***** The data

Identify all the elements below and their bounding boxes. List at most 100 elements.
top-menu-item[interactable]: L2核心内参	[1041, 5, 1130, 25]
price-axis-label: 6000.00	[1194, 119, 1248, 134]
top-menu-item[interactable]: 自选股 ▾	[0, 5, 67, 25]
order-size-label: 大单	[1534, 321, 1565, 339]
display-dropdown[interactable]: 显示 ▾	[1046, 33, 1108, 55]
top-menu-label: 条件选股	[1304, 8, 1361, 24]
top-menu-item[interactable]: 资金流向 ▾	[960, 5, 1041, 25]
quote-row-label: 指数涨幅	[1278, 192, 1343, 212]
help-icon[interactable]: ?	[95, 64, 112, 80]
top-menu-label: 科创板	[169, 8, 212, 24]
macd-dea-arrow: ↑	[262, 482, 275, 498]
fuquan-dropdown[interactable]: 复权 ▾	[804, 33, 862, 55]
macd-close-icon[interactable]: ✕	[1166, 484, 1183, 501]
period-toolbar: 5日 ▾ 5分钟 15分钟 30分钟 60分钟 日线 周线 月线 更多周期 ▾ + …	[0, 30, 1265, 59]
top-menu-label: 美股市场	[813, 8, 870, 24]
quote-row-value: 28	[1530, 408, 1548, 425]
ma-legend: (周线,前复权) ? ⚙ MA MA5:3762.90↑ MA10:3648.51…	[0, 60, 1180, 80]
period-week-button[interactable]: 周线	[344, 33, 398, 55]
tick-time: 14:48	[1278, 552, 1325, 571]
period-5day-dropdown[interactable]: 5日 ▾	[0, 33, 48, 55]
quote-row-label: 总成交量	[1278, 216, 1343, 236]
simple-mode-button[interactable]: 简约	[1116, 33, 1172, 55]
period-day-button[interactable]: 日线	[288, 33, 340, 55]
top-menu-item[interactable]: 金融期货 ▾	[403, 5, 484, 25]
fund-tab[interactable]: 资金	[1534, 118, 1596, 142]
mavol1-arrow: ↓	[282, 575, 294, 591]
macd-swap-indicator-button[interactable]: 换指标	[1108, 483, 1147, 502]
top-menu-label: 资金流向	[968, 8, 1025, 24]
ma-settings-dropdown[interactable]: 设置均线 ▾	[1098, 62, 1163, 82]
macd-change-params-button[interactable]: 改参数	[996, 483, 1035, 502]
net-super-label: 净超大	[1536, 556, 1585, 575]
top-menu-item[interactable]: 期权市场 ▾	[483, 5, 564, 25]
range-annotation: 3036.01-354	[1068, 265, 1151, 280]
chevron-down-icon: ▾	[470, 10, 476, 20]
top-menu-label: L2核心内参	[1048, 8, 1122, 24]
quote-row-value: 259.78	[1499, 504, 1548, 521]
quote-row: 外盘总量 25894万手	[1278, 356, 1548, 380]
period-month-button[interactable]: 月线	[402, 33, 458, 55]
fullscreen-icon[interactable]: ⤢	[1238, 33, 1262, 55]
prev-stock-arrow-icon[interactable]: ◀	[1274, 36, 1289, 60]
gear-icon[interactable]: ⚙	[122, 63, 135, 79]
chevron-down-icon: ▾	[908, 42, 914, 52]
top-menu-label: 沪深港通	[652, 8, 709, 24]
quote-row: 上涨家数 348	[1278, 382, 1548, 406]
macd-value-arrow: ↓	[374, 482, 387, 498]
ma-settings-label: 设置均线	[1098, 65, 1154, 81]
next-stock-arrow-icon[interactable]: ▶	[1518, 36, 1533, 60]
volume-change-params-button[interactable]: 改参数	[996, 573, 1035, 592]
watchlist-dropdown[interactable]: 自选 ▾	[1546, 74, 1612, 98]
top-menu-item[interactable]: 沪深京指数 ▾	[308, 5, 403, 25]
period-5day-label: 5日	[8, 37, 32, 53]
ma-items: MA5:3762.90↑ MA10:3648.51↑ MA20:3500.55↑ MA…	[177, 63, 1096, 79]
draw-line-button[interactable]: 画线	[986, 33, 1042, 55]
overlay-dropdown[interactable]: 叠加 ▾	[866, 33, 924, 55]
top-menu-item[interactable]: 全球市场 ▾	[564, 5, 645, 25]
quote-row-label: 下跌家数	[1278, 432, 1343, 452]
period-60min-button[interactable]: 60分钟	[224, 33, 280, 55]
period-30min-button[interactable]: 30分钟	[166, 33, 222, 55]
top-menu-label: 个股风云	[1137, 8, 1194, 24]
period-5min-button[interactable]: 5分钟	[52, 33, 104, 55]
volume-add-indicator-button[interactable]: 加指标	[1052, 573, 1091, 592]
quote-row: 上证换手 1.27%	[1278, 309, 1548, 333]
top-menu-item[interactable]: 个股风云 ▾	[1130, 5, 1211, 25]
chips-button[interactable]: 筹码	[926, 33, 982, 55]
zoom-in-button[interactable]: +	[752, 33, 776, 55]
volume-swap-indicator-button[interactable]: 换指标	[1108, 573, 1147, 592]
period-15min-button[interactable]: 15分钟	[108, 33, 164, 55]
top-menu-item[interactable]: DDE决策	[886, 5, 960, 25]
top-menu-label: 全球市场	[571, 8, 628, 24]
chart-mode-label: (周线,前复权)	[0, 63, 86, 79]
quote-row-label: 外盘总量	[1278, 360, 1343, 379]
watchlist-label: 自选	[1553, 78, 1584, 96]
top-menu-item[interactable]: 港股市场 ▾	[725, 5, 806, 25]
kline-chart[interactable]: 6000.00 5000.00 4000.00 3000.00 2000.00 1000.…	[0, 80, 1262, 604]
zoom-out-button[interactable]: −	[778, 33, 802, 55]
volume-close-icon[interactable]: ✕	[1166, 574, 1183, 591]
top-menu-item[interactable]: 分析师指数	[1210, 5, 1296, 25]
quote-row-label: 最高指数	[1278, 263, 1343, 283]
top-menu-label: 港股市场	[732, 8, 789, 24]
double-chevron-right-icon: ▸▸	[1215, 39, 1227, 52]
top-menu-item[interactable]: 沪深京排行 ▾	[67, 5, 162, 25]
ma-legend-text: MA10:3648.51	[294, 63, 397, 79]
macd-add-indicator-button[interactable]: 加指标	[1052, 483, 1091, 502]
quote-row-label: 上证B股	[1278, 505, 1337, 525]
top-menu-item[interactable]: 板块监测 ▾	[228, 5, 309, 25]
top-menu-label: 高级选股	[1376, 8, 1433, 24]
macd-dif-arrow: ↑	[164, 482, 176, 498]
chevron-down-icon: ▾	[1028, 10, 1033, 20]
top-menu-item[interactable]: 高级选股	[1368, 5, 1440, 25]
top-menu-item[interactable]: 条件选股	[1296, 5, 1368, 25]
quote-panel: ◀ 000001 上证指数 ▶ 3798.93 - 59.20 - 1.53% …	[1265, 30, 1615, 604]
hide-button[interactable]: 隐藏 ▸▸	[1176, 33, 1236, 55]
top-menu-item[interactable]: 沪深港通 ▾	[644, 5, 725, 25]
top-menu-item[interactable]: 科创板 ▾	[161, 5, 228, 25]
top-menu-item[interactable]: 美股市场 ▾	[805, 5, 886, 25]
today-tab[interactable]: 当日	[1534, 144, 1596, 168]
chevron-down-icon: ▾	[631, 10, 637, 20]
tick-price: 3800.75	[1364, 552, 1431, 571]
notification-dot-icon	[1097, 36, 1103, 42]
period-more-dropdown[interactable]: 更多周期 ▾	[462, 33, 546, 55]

**********
***** The data

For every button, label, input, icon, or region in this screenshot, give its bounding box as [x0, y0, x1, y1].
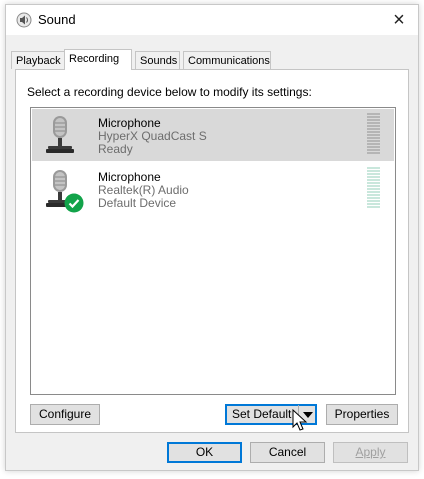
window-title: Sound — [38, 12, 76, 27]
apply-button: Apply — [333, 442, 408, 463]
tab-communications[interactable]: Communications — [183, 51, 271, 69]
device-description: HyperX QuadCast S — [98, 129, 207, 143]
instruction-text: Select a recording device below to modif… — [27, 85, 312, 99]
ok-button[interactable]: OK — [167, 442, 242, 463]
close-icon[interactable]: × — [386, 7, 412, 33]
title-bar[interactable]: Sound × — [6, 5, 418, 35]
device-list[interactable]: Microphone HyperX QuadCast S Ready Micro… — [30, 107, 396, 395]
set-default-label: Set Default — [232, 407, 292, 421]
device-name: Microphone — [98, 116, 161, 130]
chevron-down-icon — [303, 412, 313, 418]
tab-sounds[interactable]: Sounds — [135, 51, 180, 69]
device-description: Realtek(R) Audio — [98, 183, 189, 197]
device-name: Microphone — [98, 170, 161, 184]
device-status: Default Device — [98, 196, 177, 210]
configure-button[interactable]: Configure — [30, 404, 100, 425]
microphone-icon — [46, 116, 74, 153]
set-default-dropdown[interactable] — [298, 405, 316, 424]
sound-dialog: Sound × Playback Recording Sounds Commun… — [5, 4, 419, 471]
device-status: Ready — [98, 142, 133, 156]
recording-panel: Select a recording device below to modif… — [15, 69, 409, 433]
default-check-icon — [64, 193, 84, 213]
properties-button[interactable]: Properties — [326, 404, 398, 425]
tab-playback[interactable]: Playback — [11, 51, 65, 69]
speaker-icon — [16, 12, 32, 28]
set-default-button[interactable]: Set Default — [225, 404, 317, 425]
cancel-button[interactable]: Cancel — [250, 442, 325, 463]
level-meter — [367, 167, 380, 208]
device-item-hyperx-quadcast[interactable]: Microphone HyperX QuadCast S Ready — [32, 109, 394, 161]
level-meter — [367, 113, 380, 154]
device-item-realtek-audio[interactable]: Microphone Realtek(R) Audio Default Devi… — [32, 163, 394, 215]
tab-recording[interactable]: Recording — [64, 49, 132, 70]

**********

(Your goal):
Print the material verbatim, from the line containing "For every button, label, input, icon, or" through the line containing "tab-recording[interactable]: Recording —", with both of those lines included. Omit the pictures from your output.

(Result of this exercise):
For every button, label, input, icon, or region in this screenshot, give its bounding box as [x0, y0, x1, y1].
window-title: Sound — [38, 12, 76, 27]
apply-button: Apply — [333, 442, 408, 463]
tab-communications[interactable]: Communications — [183, 51, 271, 69]
device-description: HyperX QuadCast S — [98, 129, 207, 143]
instruction-text: Select a recording device below to modif… — [27, 85, 312, 99]
ok-button[interactable]: OK — [167, 442, 242, 463]
close-icon[interactable]: × — [386, 7, 412, 33]
title-bar[interactable]: Sound × — [6, 5, 418, 35]
device-list[interactable]: Microphone HyperX QuadCast S Ready Micro… — [30, 107, 396, 395]
set-default-label: Set Default — [232, 407, 292, 421]
device-name: Microphone — [98, 116, 161, 130]
chevron-down-icon — [303, 412, 313, 418]
tab-sounds[interactable]: Sounds — [135, 51, 180, 69]
device-description: Realtek(R) Audio — [98, 183, 189, 197]
device-name: Microphone — [98, 170, 161, 184]
device-status: Default Device — [98, 196, 177, 210]
configure-button[interactable]: Configure — [30, 404, 100, 425]
microphone-icon — [46, 116, 74, 153]
set-default-dropdown[interactable] — [298, 405, 316, 424]
sound-dialog: Sound × Playback Recording Sounds Commun… — [5, 4, 419, 471]
device-status: Ready — [98, 142, 133, 156]
recording-panel: Select a recording device below to modif… — [15, 69, 409, 433]
default-check-icon — [64, 193, 84, 213]
properties-button[interactable]: Properties — [326, 404, 398, 425]
tab-playback[interactable]: Playback — [11, 51, 65, 69]
speaker-icon — [16, 12, 32, 28]
set-default-button[interactable]: Set Default — [225, 404, 317, 425]
cancel-button[interactable]: Cancel — [250, 442, 325, 463]
level-meter — [367, 167, 380, 208]
device-item-hyperx-quadcast[interactable]: Microphone HyperX QuadCast S Ready — [32, 109, 394, 161]
level-meter — [367, 113, 380, 154]
device-item-realtek-audio[interactable]: Microphone Realtek(R) Audio Default Devi… — [32, 163, 394, 215]
tab-recording[interactable]: Recording — [64, 49, 132, 70]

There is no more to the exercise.